Data entries
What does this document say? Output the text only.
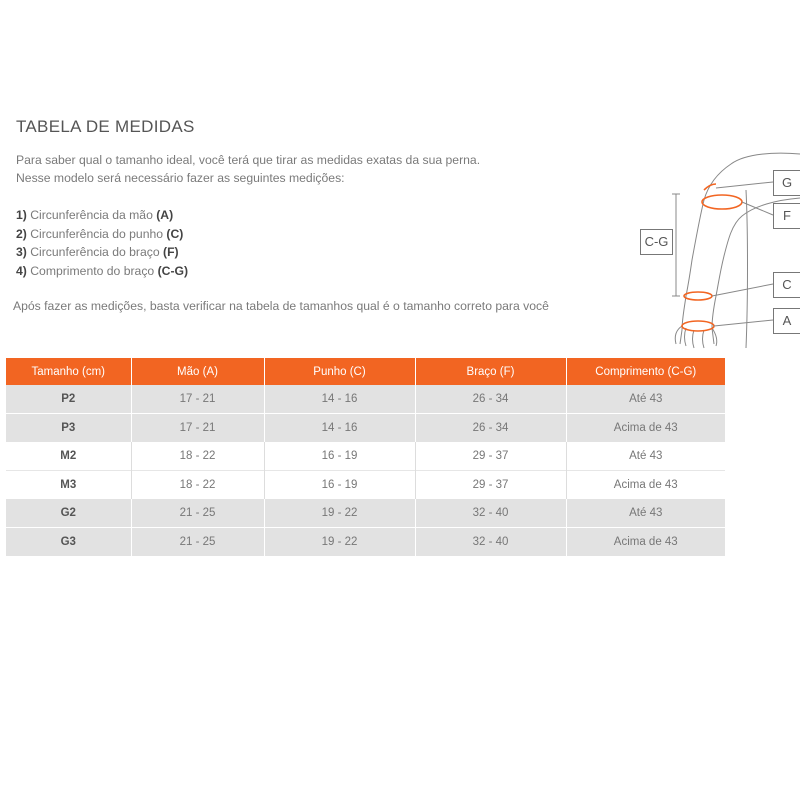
TABELA DE MEDIDAS
Para saber qual o tamanho ideal, você terá que tirar as medidas exatas da sua perna.
Nesse modelo será necessário fazer as seguintes medições:
1) Circunferência da mão (A)
2) Circunferência do punho (C)
3) Circunferência do braço (F)
4) Comprimento do braço (C-G)
Após fazer as medições, basta verificar na tabela de tamanhos qual é o tamanho correto para você
G
F
C-G
C
A
Tamanho (cm)	Mão (A)	Punho (C)	Braço (F)	Comprimento (C-G)
P2	17 - 21	14 - 16	26 - 34	Até 43
P3	17 - 21	14 - 16	26 - 34	Acima de 43
M2	18 - 22	16 - 19	29 - 37	Até 43
M3	18 - 22	16 - 19	29 - 37	Acima de 43
G2	21 - 25	19 - 22	32 - 40	Até 43
G3	21 - 25	19 - 22	32 - 40	Acima de 43
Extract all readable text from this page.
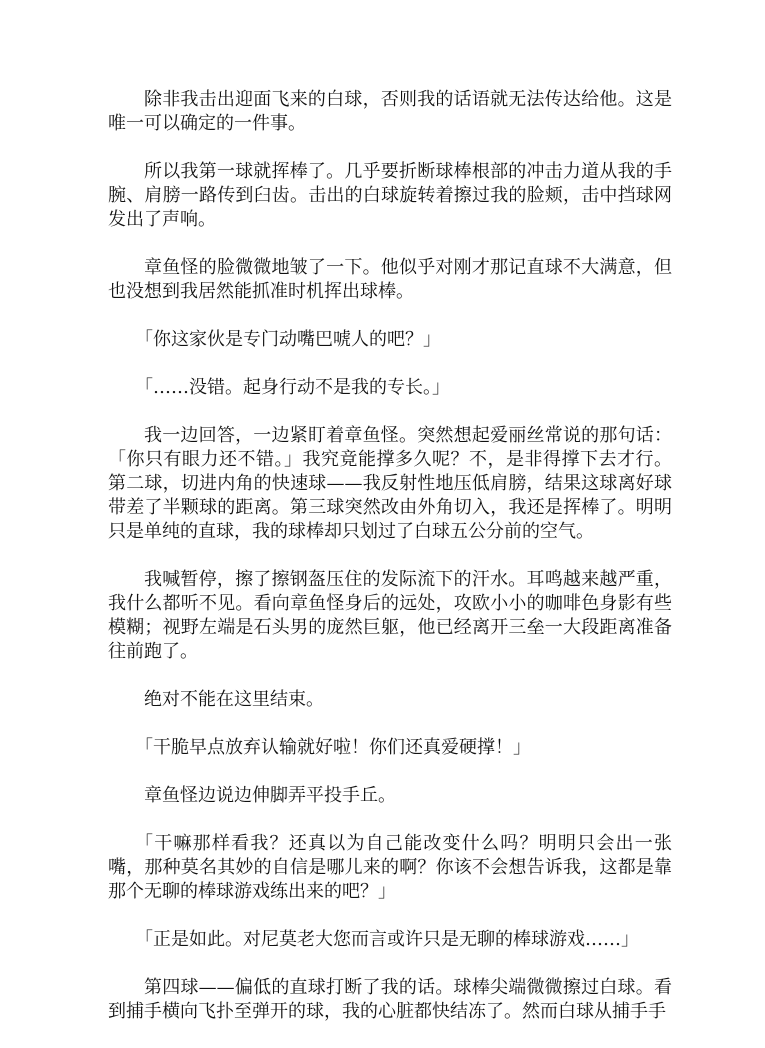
除非我击出迎面飞来的白球，否则我的话语就无法传达给他。这是唯一可以确定的一件事。

所以我第一球就挥棒了。几乎要折断球棒根部的冲击力道从我的手腕、肩膀一路传到臼齿。击出的白球旋转着擦过我的脸颊，击中挡球网发出了声响。

章鱼怪的脸微微地皱了一下。他似乎对刚才那记直球不大满意，但也没想到我居然能抓准时机挥出球棒。

「你这家伙是专门动嘴巴唬人的吧？」

「……没错。起身行动不是我的专长。」

我一边回答，一边紧盯着章鱼怪。突然想起爱丽丝常说的那句话：「你只有眼力还不错。」我究竟能撑多久呢？不，是非得撑下去才行。第二球，切进内角的快速球——我反射性地压低肩膀，结果这球离好球带差了半颗球的距离。第三球突然改由外角切入，我还是挥棒了。明明只是单纯的直球，我的球棒却只划过了白球五公分前的空气。

我喊暂停，擦了擦钢盔压住的发际流下的汗水。耳鸣越来越严重，我什么都听不见。看向章鱼怪身后的远处，攻欧小小的咖啡色身影有些模糊；视野左端是石头男的庞然巨躯，他已经离开三垒一大段距离准备往前跑了。

绝对不能在这里结束。

「干脆早点放弃认输就好啦！你们还真爱硬撑！」

章鱼怪边说边伸脚弄平投手丘。

「干嘛那样看我？还真以为自己能改变什么吗？明明只会出一张嘴，那种莫名其妙的自信是哪儿来的啊？你该不会想告诉我，这都是靠那个无聊的棒球游戏练出来的吧？」

「正是如此。对尼莫老大您而言或许只是无聊的棒球游戏……」

第四球——偏低的直球打断了我的话。球棒尖端微微擦过白球。看到捕手横向飞扑至弹开的球，我的心脏都快结冻了。然而白球从捕手手
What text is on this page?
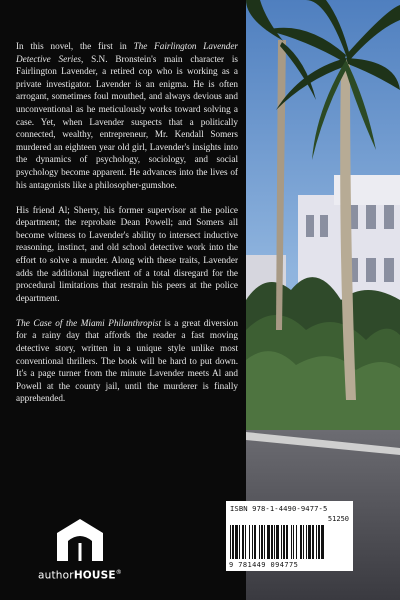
In this novel, the first in The Fairlington Lavender Detective Series, S.N. Bronstein's main character is Fairlington Lavender, a retired cop who is working as a private investigator. Lavender is an enigma. He is often arrogant, sometimes foul mouthed, and always devious and unconventional as he meticulously works toward solving a case. Yet, when Lavender suspects that a politically connected, wealthy, entrepreneur, Mr. Kendall Somers murdered an eighteen year old girl, Lavender's insights into the dynamics of psychology, sociology, and social psychology become apparent. He advances into the lives of his antagonists like a philosopher-gumshoe.

His friend Al; Sherry, his former supervisor at the police department; the reprobate Dean Powell; and Somers all become witness to Lavender's ability to intersect inductive reasoning, instinct, and old school detective work into the effort to solve a murder. Along with these traits, Lavender adds the additional ingredient of a total disregard for the procedural limitations that restrain his peers at the police department.

The Case of the Miami Philanthropist is a great diversion for a rainy day that affords the reader a fast moving detective story, written in a unique style unlike most conventional thrillers. The book will be hard to put down. It's a page turner from the minute Lavender meets Al and Powell at the county jail, until the murderer is finally apprehended.

authorHOUSE®
ISBN 978-1-4490-9477-5
51250
9 781449 094775
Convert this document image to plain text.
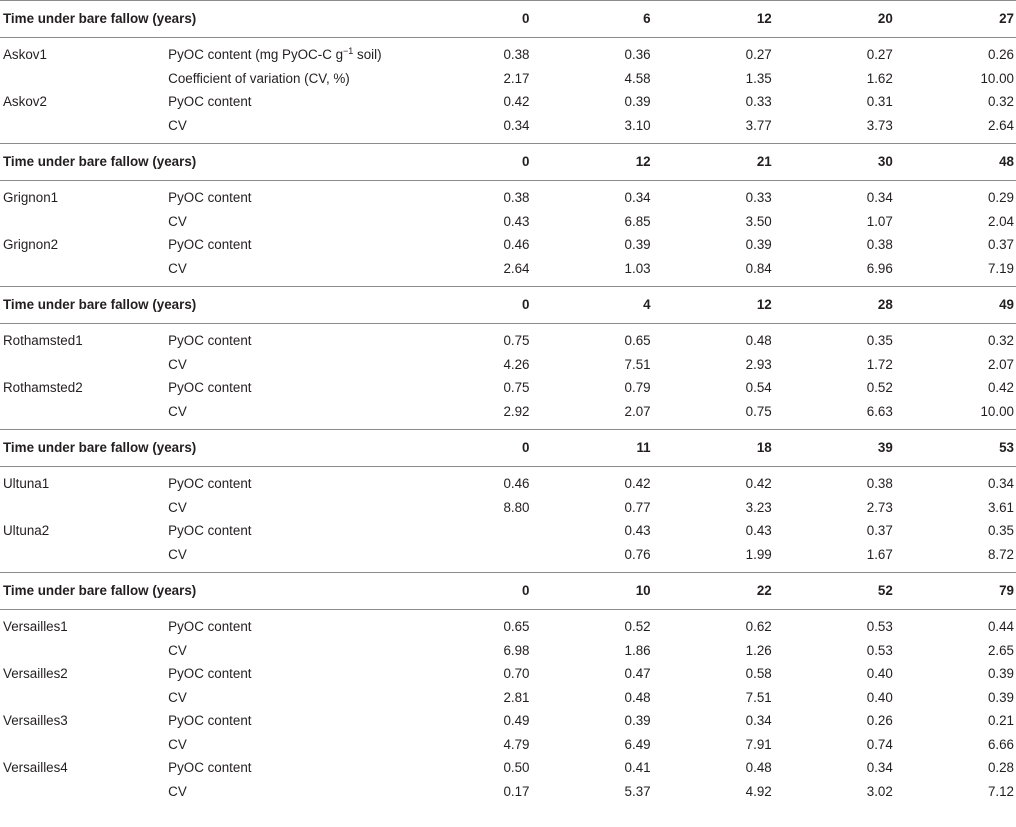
Time under bare fallow (years)		0	6	12	20	27

Askov1	PyOC content (mg PyOC-C $g^{-1}$ soil)	0.38	0.36	0.27	0.27	0.26
	Coefficient of variation (CV, %)	2.17	4.58	1.35	1.62	10.00
Askov2	PyOC content	0.42	0.39	0.33	0.31	0.32
	CV	0.34	3.10	3.77	3.73	2.64

Time under bare fallow (years)		0	12	21	30	48

Grignon1	PyOC content	0.38	0.34	0.33	0.34	0.29
	CV	0.43	6.85	3.50	1.07	2.04
Grignon2	PyOC content	0.46	0.39	0.39	0.38	0.37
	CV	2.64	1.03	0.84	6.96	7.19

Time under bare fallow (years)		0	4	12	28	49

Rothamsted1	PyOC content	0.75	0.65	0.48	0.35	0.32
	CV	4.26	7.51	2.93	1.72	2.07
Rothamsted2	PyOC content	0.75	0.79	0.54	0.52	0.42
	CV	2.92	2.07	0.75	6.63	10.00

Time under bare fallow (years)		0	11	18	39	53

Ultuna1	PyOC content	0.46	0.42	0.42	0.38	0.34
	CV	8.80	0.77	3.23	2.73	3.61
Ultuna2	PyOC content		0.43	0.43	0.37	0.35
	CV		0.76	1.99	1.67	8.72

Time under bare fallow (years)		0	10	22	52	79

Versailles1	PyOC content	0.65	0.52	0.62	0.53	0.44
	CV	6.98	1.86	1.26	0.53	2.65
Versailles2	PyOC content	0.70	0.47	0.58	0.40	0.39
	CV	2.81	0.48	7.51	0.40	0.39
Versailles3	PyOC content	0.49	0.39	0.34	0.26	0.21
	CV	4.79	6.49	7.91	0.74	6.66
Versailles4	PyOC content	0.50	0.41	0.48	0.34	0.28
	CV	0.17	5.37	4.92	3.02	7.12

SET EXERCISE: State the number of lines in these entries that include the string "você". Provide nothing beyond that number.

SOLUTION TO THIS PROBLEM: 2